→ **Data listing**
>> begin
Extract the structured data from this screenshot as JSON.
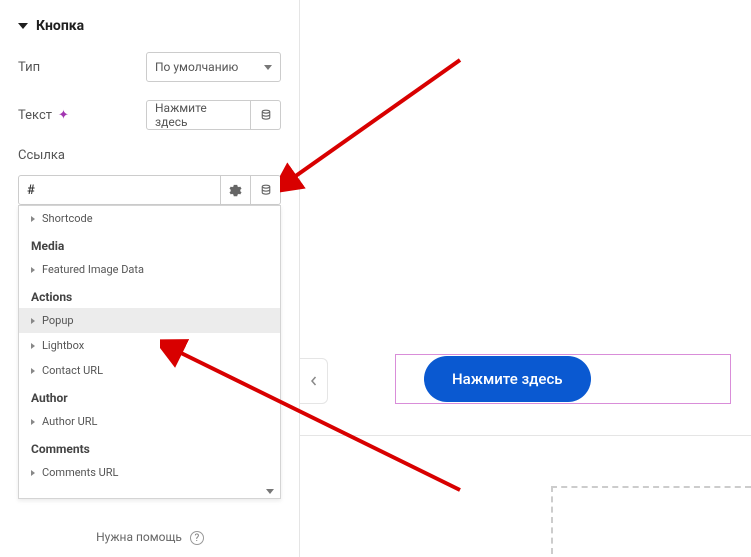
{
  "section": {
    "title": "Кнопка"
  },
  "fields": {
    "type": {
      "label": "Тип",
      "value": "По умолчанию"
    },
    "text": {
      "label": "Текст",
      "value": "Нажмите здесь"
    },
    "link": {
      "label": "Ссылка",
      "value": "#"
    }
  },
  "dropdown": {
    "items": [
      {
        "t": "item",
        "label": "Shortcode"
      },
      {
        "t": "heading",
        "label": "Media"
      },
      {
        "t": "item",
        "label": "Featured Image Data"
      },
      {
        "t": "heading",
        "label": "Actions"
      },
      {
        "t": "item",
        "label": "Popup",
        "hovered": true
      },
      {
        "t": "item",
        "label": "Lightbox"
      },
      {
        "t": "item",
        "label": "Contact URL"
      },
      {
        "t": "heading",
        "label": "Author"
      },
      {
        "t": "item",
        "label": "Author URL"
      },
      {
        "t": "heading",
        "label": "Comments"
      },
      {
        "t": "item",
        "label": "Comments URL"
      }
    ]
  },
  "footer": {
    "help": "Нужна помощь"
  },
  "canvas": {
    "button_label": "Нажмите здесь"
  },
  "icons": {
    "db": "database-icon",
    "gear": "gear-icon",
    "ai": "ai-sparkle-icon",
    "collapse": "chevron-left-icon"
  }
}
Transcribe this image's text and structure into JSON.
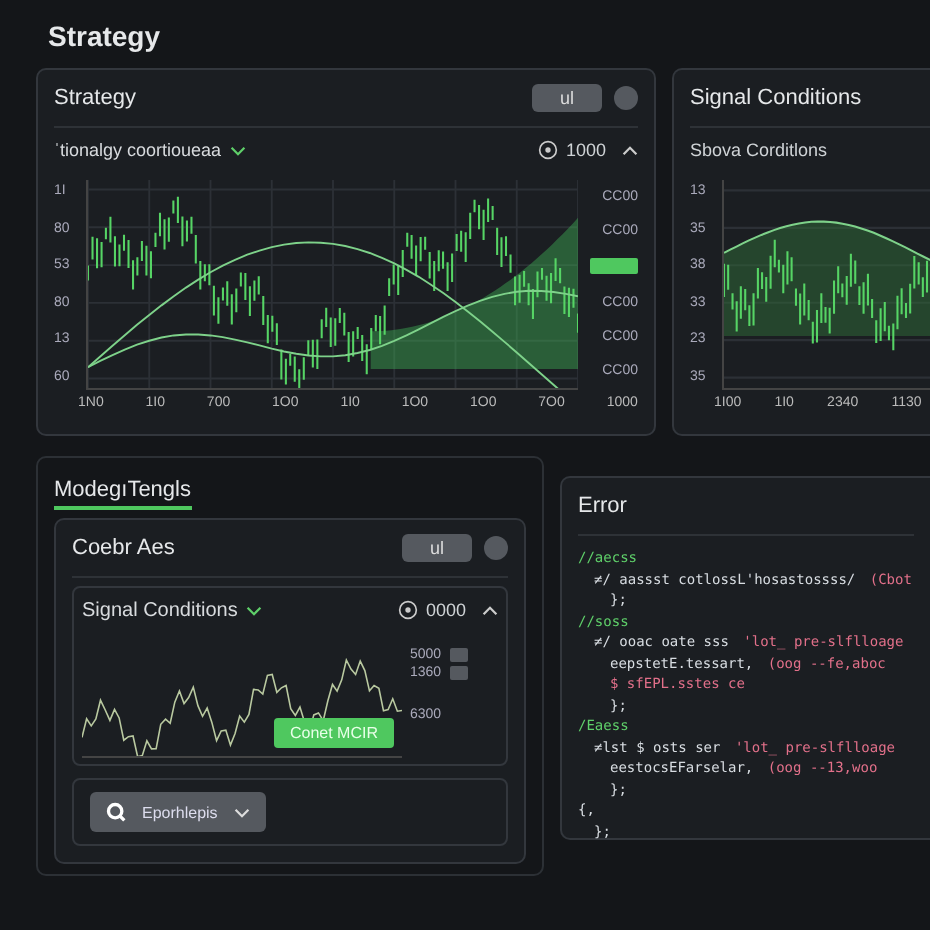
{
  "page_title": "Strategy",
  "strategy_card": {
    "title": "Strategy",
    "toggle_label": "ul",
    "dropdown": "ˈtionalgy coortioueaa",
    "reading": "1000",
    "y_labels": [
      "1I",
      "80",
      "53",
      "80",
      "13",
      "60"
    ],
    "right_labels": [
      "CC00",
      "CC00",
      "CC00",
      "CC00",
      "CC00"
    ],
    "x_labels": [
      "1N0",
      "1I0",
      "700",
      "1O0",
      "1I0",
      "1O0",
      "1O0",
      "7O0",
      "1000"
    ]
  },
  "signal_card": {
    "title": "Signal Conditions",
    "subtitle": "Sbova Corditlons",
    "y_labels": [
      "13",
      "35",
      "38",
      "33",
      "23",
      "35"
    ],
    "x_labels": [
      "1I00",
      "1I0",
      "2340",
      "1130"
    ]
  },
  "bottom_tab": {
    "label": "ModegıTengls",
    "selected": true
  },
  "settings_card": {
    "title": "Coebr Aes",
    "toggle_label": "ul",
    "dropdown": "Signal Conditions",
    "reading": "0000",
    "right_labels": [
      "5000",
      "1360",
      "6300"
    ],
    "action": "Conet MCIR",
    "menu_button": "Eporhlepis"
  },
  "error_card": {
    "title": "Error",
    "lines": [
      {
        "code": "//aecss",
        "kind": "comment",
        "children": [
          {
            "code": "≠/ aassst cotlossL'hosastossss/",
            "str": "(Cbot",
            "kind": "code",
            "children": [
              {
                "code": "};",
                "kind": "code"
              }
            ]
          }
        ]
      },
      {
        "code": "//soss",
        "kind": "comment",
        "children": [
          {
            "code": "≠/ ooac oate sss",
            "str": "'lot_ pre-slflloage",
            "kind": "code",
            "children": [
              {
                "code": "eepstetE.tessart,",
                "str": "(oog --fe,aboc",
                "kind": "code"
              },
              {
                "code": "$ sfEPL.sstes ce",
                "kind": "string"
              },
              {
                "code": "};",
                "kind": "code"
              }
            ]
          }
        ]
      },
      {
        "code": "/Eaess",
        "kind": "comment",
        "children": [
          {
            "code": "≠lst $ osts ser",
            "str": "'lot_ pre-slflloage",
            "kind": "code",
            "children": [
              {
                "code": "eestocsEFarselar,",
                "str": "(oog --13,woo",
                "kind": "code"
              },
              {
                "code": "};",
                "kind": "code"
              }
            ]
          }
        ]
      },
      {
        "code": "{,",
        "kind": "code",
        "children": [
          {
            "code": "};",
            "kind": "code"
          }
        ]
      }
    ]
  }
}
>> end
→ **Written problem**
Count how many lines above include the word "value" and answer with that figure only.

→ **Result of this exercise**
3